◆ The request: Extend the essay on Rahul Gandhi with one further paragraph that picks up after its final sentence and keeps the author's first-person voice.

◆ Supplied passage:

____________________

Mathew John Mathew John
23 Jan 2023
No political figure in recent times has faced greater criticism than Rahul.

I need to preface this essay with a caveat. I was an unrelenting and downright mean critic of the Gandhi trio for privileging their own interests over everything else and for refusing to cede power within the party when all was lost, which cussedness helped strengthen the tyrant. I wrote desperate emails to the Congress website prior to the Lok Sabha elections of 2019 and again in the run-up to the UP elections of 2022, urging the Gandhis to ally with other parties even as subsidiary partners. That did not happen, and it is now regrettable consequential history! However, the recent election of a seasoned Dalit non-Gandhi as President of the Congress party and, even more crucially, Rahul Gandhi’s coming of age, have forced me to eat my words about him. For one, he is not like his mother, which is a happy augury! All things considered, I am now an unabashed supporter of Rahul Gandhi’s mission to resuscitate Indian democracy. There’s certainly no harm in imagining a better world.

We have never been so disengaged from one another. We seem to have lost the capacity for compassion, for brotherly love, for ordinary humanity. Exploiting our deathless caste, communal and regional cleavages, the bigots have transformed the largest democracy into a schizophrenic nation besieged by hate. Presiding over the psychic wreckage is the most menacingly powerful socio-political dispensation (the BJP-RSS nexus) ever, that has fattened by dividing our society.

____________________

Entries drawn from a collection
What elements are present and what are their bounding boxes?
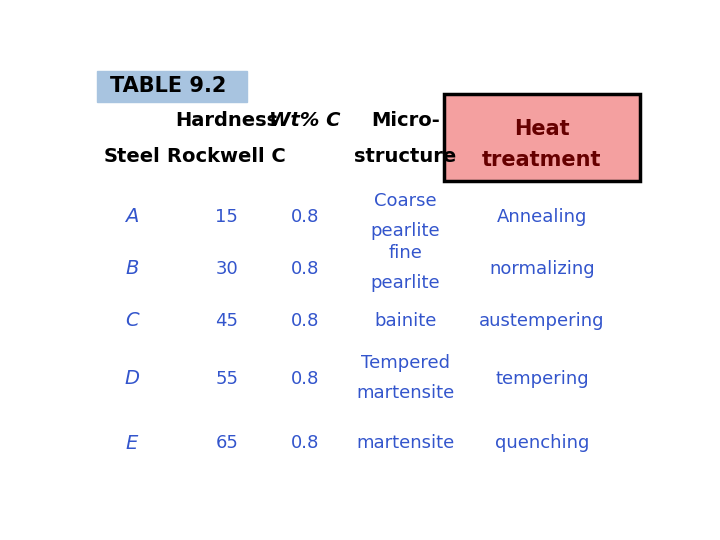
Text: E: E xyxy=(126,434,138,453)
Text: martensite: martensite xyxy=(356,434,454,452)
Text: normalizing: normalizing xyxy=(489,260,595,278)
Text: tempering: tempering xyxy=(495,370,589,388)
Text: B: B xyxy=(125,259,138,278)
Text: Hardness: Hardness xyxy=(175,111,278,131)
Text: pearlite: pearlite xyxy=(371,222,440,240)
Text: 0.8: 0.8 xyxy=(291,434,319,452)
Text: Heat: Heat xyxy=(514,119,570,139)
Text: Annealing: Annealing xyxy=(497,207,588,226)
Text: structure: structure xyxy=(354,147,456,166)
Text: TABLE 9.2: TABLE 9.2 xyxy=(110,77,226,97)
Text: Tempered: Tempered xyxy=(361,354,450,372)
Text: pearlite: pearlite xyxy=(371,274,440,292)
Text: C: C xyxy=(125,311,139,330)
Text: D: D xyxy=(125,369,140,388)
Text: 0.8: 0.8 xyxy=(291,312,319,329)
Text: 45: 45 xyxy=(215,312,238,329)
Text: 55: 55 xyxy=(215,370,238,388)
Text: quenching: quenching xyxy=(495,434,589,452)
Text: Rockwell C: Rockwell C xyxy=(167,147,286,166)
Text: Coarse: Coarse xyxy=(374,192,436,210)
FancyBboxPatch shape xyxy=(96,71,248,102)
Text: treatment: treatment xyxy=(482,151,602,171)
Text: 65: 65 xyxy=(215,434,238,452)
Text: martensite: martensite xyxy=(356,384,454,402)
Text: 0.8: 0.8 xyxy=(291,370,319,388)
Text: 0.8: 0.8 xyxy=(291,207,319,226)
Text: bainite: bainite xyxy=(374,312,436,329)
Text: A: A xyxy=(125,207,138,226)
Text: Steel: Steel xyxy=(104,147,161,166)
Text: 30: 30 xyxy=(215,260,238,278)
Text: Wt% C: Wt% C xyxy=(269,111,341,131)
Text: Micro-: Micro- xyxy=(371,111,440,131)
Text: 15: 15 xyxy=(215,207,238,226)
Text: austempering: austempering xyxy=(480,312,605,329)
FancyBboxPatch shape xyxy=(444,94,639,181)
Text: fine: fine xyxy=(388,244,422,262)
Text: 0.8: 0.8 xyxy=(291,260,319,278)
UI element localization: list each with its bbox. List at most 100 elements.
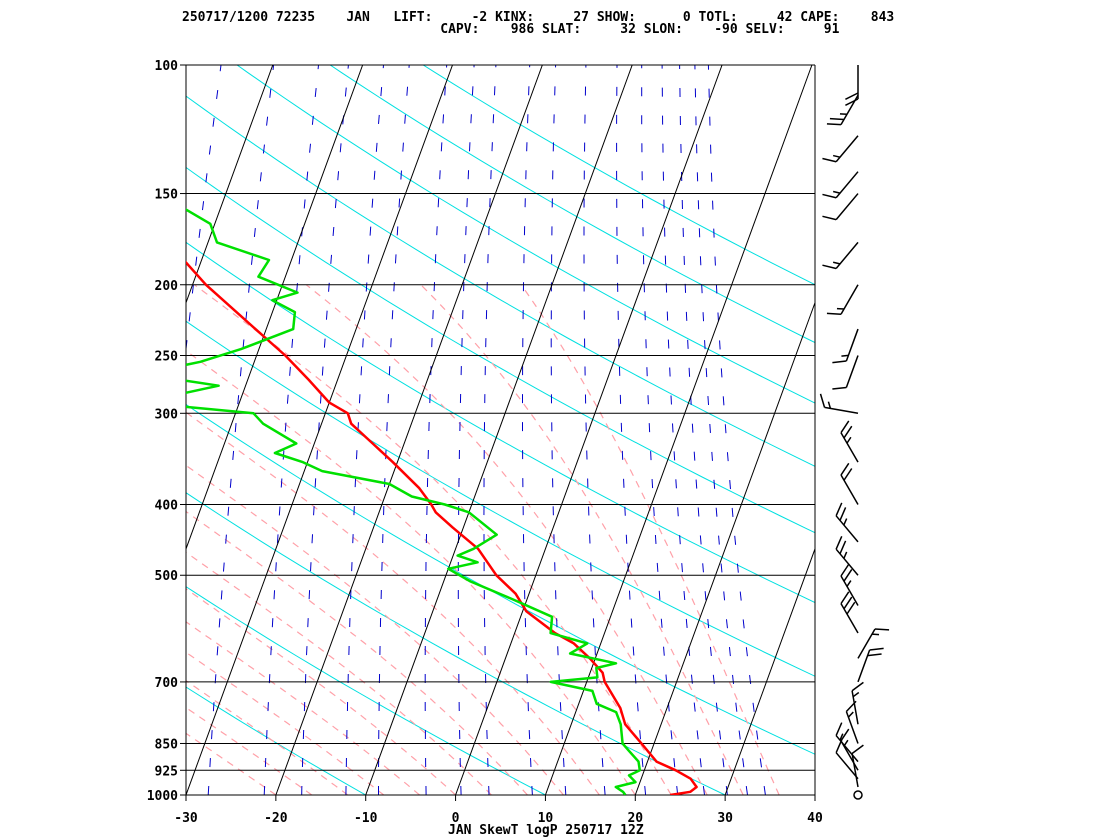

____________________

◆ Result of this exercise:
Last week, a hawkish Mohan Bhagwat, the reigning pontiff of Hindutva, gave a call to war, throwing down the gauntlet to the very idea of secular India conceived by our founding fathers. He blithely stated that Hindu society had awakened after being at war for over 1000 years and was now ready to do battle to defend Hindu society, Hindu Dharma and Hindu culture, “not against an enemy without but against an enemy within.” In the same breath, he warned Muslims to “abandon their boisterous rhetoric of supremacy”, leaving no doubt who he considered the enemy. And for good measure, he reiterated the majoritarian trope: “The simple truth is this, Hindustan (the land of the Hindus) should remain Hindustan”, where minorities live on sufferance. His was a textbook case of seditious, hateful speech, but then he was merely articulating this authoritarian regime’s creed of governance. As one of our leading public intellectuals put it, what’s on the line is the spirit of fraternity and our democratic national self itself.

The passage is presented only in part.